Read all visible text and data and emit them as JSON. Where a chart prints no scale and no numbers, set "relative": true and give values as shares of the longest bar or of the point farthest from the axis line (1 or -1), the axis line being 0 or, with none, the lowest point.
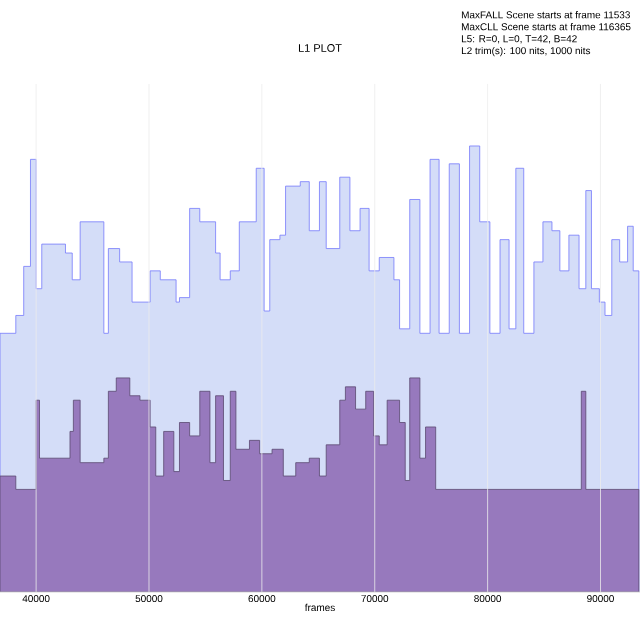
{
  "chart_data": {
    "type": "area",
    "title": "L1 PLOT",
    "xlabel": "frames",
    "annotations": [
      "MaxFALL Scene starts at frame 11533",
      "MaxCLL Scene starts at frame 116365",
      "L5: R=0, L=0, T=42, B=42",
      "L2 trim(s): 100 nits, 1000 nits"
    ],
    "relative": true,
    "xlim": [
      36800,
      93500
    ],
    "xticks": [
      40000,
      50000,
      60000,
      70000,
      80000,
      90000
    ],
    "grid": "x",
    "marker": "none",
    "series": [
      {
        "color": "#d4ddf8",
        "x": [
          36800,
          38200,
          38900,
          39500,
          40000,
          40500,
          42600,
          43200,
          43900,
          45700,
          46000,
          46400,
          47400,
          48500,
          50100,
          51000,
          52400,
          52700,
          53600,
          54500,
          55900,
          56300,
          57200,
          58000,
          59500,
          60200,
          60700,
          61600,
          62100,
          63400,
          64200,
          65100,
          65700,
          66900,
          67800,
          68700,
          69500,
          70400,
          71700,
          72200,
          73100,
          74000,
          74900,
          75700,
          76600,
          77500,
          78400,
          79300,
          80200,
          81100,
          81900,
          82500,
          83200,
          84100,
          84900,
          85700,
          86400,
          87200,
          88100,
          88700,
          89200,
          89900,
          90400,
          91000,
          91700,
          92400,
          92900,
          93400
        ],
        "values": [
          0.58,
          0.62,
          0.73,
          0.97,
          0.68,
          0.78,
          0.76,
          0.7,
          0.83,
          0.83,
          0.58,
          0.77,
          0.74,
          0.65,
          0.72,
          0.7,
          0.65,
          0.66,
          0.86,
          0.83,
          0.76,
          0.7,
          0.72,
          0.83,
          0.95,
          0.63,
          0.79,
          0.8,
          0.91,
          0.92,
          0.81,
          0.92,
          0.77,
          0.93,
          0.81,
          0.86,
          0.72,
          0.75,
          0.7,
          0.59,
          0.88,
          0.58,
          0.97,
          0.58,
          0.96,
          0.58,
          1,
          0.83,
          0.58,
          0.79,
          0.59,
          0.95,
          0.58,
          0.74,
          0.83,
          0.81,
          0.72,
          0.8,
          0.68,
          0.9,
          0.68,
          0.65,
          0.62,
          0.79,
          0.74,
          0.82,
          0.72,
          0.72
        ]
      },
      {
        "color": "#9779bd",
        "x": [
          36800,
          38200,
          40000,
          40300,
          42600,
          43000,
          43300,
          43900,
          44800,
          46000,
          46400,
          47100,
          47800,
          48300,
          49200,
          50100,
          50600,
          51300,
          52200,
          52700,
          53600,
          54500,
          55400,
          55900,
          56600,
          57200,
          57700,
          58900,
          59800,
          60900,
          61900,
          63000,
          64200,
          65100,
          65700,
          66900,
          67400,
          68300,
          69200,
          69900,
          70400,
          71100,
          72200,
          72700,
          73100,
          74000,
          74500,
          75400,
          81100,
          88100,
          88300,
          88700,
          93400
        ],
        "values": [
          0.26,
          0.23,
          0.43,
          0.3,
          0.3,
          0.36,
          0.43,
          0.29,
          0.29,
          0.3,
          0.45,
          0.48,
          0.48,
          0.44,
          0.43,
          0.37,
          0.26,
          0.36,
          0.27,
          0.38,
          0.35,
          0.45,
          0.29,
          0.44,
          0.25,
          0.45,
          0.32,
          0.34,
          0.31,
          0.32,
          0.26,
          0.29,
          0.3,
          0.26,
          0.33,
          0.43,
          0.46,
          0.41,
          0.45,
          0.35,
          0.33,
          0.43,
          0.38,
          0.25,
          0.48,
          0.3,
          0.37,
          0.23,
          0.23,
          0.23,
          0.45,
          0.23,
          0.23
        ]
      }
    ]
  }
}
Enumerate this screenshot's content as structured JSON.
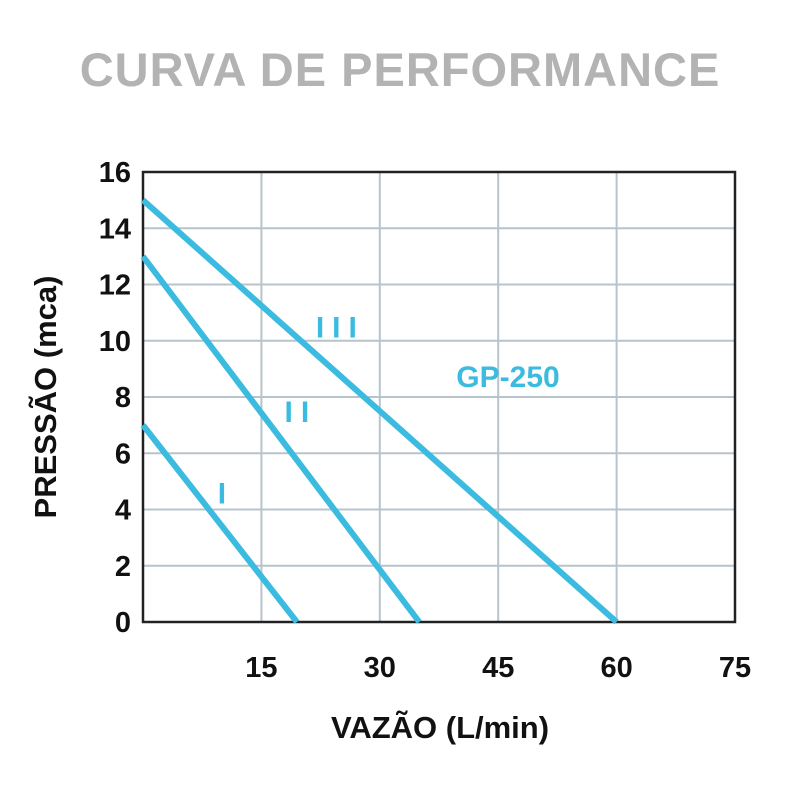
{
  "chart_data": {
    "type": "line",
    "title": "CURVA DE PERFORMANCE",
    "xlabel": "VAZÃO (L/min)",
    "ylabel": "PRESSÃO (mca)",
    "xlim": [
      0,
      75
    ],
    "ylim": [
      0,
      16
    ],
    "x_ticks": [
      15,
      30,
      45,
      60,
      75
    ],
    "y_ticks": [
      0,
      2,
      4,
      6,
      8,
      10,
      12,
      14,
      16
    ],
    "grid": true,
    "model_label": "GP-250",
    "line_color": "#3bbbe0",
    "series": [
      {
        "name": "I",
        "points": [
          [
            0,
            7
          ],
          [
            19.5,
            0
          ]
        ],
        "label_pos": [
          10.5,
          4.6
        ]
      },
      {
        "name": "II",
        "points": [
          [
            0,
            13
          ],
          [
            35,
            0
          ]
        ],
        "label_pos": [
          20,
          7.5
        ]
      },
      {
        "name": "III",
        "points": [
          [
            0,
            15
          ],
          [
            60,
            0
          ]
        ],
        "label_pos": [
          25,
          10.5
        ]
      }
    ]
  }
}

▸ **Task objective**
Leave out the pictures, and extract exactly the lines from the one with "Enumerate this screenshot's" through the end of the records, both ends included.

▸ **Finished task**
Enumerate this screenshot's content as structured JSON.
{
  "chart_data": {
    "type": "line",
    "title": "CURVA DE PERFORMANCE",
    "xlabel": "VAZÃO (L/min)",
    "ylabel": "PRESSÃO (mca)",
    "xlim": [
      0,
      75
    ],
    "ylim": [
      0,
      16
    ],
    "x_ticks": [
      15,
      30,
      45,
      60,
      75
    ],
    "y_ticks": [
      0,
      2,
      4,
      6,
      8,
      10,
      12,
      14,
      16
    ],
    "grid": true,
    "model_label": "GP-250",
    "line_color": "#3bbbe0",
    "series": [
      {
        "name": "I",
        "points": [
          [
            0,
            7
          ],
          [
            19.5,
            0
          ]
        ],
        "label_pos": [
          10.5,
          4.6
        ]
      },
      {
        "name": "II",
        "points": [
          [
            0,
            13
          ],
          [
            35,
            0
          ]
        ],
        "label_pos": [
          20,
          7.5
        ]
      },
      {
        "name": "III",
        "points": [
          [
            0,
            15
          ],
          [
            60,
            0
          ]
        ],
        "label_pos": [
          25,
          10.5
        ]
      }
    ]
  }
}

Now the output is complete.